Write out all of the data without omission, exactly as shown.
--- Start of ENTRIES ---
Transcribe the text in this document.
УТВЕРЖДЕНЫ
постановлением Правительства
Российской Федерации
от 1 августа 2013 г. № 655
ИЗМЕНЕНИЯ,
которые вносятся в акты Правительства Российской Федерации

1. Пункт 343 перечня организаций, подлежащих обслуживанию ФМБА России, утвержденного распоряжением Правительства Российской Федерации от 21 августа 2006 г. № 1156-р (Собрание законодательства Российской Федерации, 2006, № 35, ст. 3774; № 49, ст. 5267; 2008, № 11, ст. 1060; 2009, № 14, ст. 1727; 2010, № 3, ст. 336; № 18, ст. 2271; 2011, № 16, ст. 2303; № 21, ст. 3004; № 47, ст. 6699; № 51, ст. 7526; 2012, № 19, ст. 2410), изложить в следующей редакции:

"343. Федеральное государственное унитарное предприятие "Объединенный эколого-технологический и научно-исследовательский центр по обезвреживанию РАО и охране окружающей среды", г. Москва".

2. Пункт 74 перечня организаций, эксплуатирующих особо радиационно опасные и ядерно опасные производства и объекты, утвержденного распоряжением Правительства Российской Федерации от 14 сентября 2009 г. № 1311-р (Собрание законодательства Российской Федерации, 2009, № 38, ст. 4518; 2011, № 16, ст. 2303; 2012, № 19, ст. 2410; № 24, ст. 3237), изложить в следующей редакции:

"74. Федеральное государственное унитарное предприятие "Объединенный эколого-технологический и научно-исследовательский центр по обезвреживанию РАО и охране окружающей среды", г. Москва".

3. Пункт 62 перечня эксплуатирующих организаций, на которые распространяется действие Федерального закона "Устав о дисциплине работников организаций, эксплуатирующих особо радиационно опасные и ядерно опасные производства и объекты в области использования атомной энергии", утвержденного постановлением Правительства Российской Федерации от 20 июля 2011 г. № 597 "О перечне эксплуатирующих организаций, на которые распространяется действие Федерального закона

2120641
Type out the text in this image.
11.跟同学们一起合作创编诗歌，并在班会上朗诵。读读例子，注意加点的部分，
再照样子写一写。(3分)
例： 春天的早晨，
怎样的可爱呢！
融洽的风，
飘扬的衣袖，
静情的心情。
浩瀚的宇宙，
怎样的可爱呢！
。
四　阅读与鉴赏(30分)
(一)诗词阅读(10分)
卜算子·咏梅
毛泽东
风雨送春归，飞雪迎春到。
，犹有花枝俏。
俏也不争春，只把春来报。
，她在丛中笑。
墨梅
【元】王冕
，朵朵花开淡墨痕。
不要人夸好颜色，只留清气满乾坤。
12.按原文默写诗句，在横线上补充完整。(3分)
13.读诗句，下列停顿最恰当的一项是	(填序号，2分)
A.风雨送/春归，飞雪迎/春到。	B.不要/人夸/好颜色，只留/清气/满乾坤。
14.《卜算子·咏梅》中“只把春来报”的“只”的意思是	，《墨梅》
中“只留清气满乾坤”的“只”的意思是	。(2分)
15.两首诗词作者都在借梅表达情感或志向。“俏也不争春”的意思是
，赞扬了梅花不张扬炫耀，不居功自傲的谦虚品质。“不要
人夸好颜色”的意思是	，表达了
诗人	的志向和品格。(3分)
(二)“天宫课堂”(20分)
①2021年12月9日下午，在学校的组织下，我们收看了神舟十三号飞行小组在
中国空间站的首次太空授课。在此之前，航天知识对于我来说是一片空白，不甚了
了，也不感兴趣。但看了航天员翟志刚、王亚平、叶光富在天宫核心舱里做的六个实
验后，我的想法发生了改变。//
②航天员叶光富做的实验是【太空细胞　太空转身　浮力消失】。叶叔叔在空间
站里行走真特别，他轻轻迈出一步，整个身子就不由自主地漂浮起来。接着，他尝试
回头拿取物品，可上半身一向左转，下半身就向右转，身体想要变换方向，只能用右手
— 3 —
--- End of ENTRIES ---
## EXERCISE RESPONSE:
Transcribe the text in this document.
УТВЕРЖДЕНЫ
постановлением Правительства
Российской Федерации
от 1 августа 2013 г. № 655
ИЗМЕНЕНИЯ,
которые вносятся в акты Правительства Российской Федерации

1. Пункт 343 перечня организаций, подлежащих обслуживанию ФМБА России, утвержденного распоряжением Правительства Российской Федерации от 21 августа 2006 г. № 1156-р (Собрание законодательства Российской Федерации, 2006, № 35, ст. 3774; № 49, ст. 5267; 2008, № 11, ст. 1060; 2009, № 14, ст. 1727; 2010, № 3, ст. 336; № 18, ст. 2271; 2011, № 16, ст. 2303; № 21, ст. 3004; № 47, ст. 6699; № 51, ст. 7526; 2012, № 19, ст. 2410), изложить в следующей редакции:

"343. Федеральное государственное унитарное предприятие "Объединенный эколого-технологический и научно-исследовательский центр по обезвреживанию РАО и охране окружающей среды", г. Москва".

2. Пункт 74 перечня организаций, эксплуатирующих особо радиационно опасные и ядерно опасные производства и объекты, утвержденного распоряжением Правительства Российской Федерации от 14 сентября 2009 г. № 1311-р (Собрание законодательства Российской Федерации, 2009, № 38, ст. 4518; 2011, № 16, ст. 2303; 2012, № 19, ст. 2410; № 24, ст. 3237), изложить в следующей редакции:

"74. Федеральное государственное унитарное предприятие "Объединенный эколого-технологический и научно-исследовательский центр по обезвреживанию РАО и охране окружающей среды", г. Москва".

3. Пункт 62 перечня эксплуатирующих организаций, на которые распространяется действие Федерального закона "Устав о дисциплине работников организаций, эксплуатирующих особо радиационно опасные и ядерно опасные производства и объекты в области использования атомной энергии", утвержденного постановлением Правительства Российской Федерации от 20 июля 2011 г. № 597 "О перечне эксплуатирующих организаций, на которые распространяется действие Федерального закона

2120641
Type out the text in this image.
11.跟同学们一起合作创编诗歌，并在班会上朗诵。读读例子，注意加点的部分，
再照样子写一写。(3分)
例： 春天的早晨，
怎样的可爱呢！
融洽的风，
飘扬的衣袖，
静情的心情。
浩瀚的宇宙，
怎样的可爱呢！
。
四　阅读与鉴赏(30分)
(一)诗词阅读(10分)
卜算子·咏梅
毛泽东
风雨送春归，飞雪迎春到。
，犹有花枝俏。
俏也不争春，只把春来报。
，她在丛中笑。
墨梅
【元】王冕
，朵朵花开淡墨痕。
不要人夸好颜色，只留清气满乾坤。
12.按原文默写诗句，在横线上补充完整。(3分)
13.读诗句，下列停顿最恰当的一项是	(填序号，2分)
A.风雨送/春归，飞雪迎/春到。	B.不要/人夸/好颜色，只留/清气/满乾坤。
14.《卜算子·咏梅》中“只把春来报”的“只”的意思是	，《墨梅》
中“只留清气满乾坤”的“只”的意思是	。(2分)
15.两首诗词作者都在借梅表达情感或志向。“俏也不争春”的意思是
，赞扬了梅花不张扬炫耀，不居功自傲的谦虚品质。“不要
人夸好颜色”的意思是	，表达了
诗人	的志向和品格。(3分)
(二)“天宫课堂”(20分)
①2021年12月9日下午，在学校的组织下，我们收看了神舟十三号飞行小组在
中国空间站的首次太空授课。在此之前，航天知识对于我来说是一片空白，不甚了
了，也不感兴趣。但看了航天员翟志刚、王亚平、叶光富在天宫核心舱里做的六个实
验后，我的想法发生了改变。//
②航天员叶光富做的实验是【太空细胞　太空转身　浮力消失】。叶叔叔在空间
站里行走真特别，他轻轻迈出一步，整个身子就不由自主地漂浮起来。接着，他尝试
回头拿取物品，可上半身一向左转，下半身就向右转，身体想要变换方向，只能用右手
— 3 —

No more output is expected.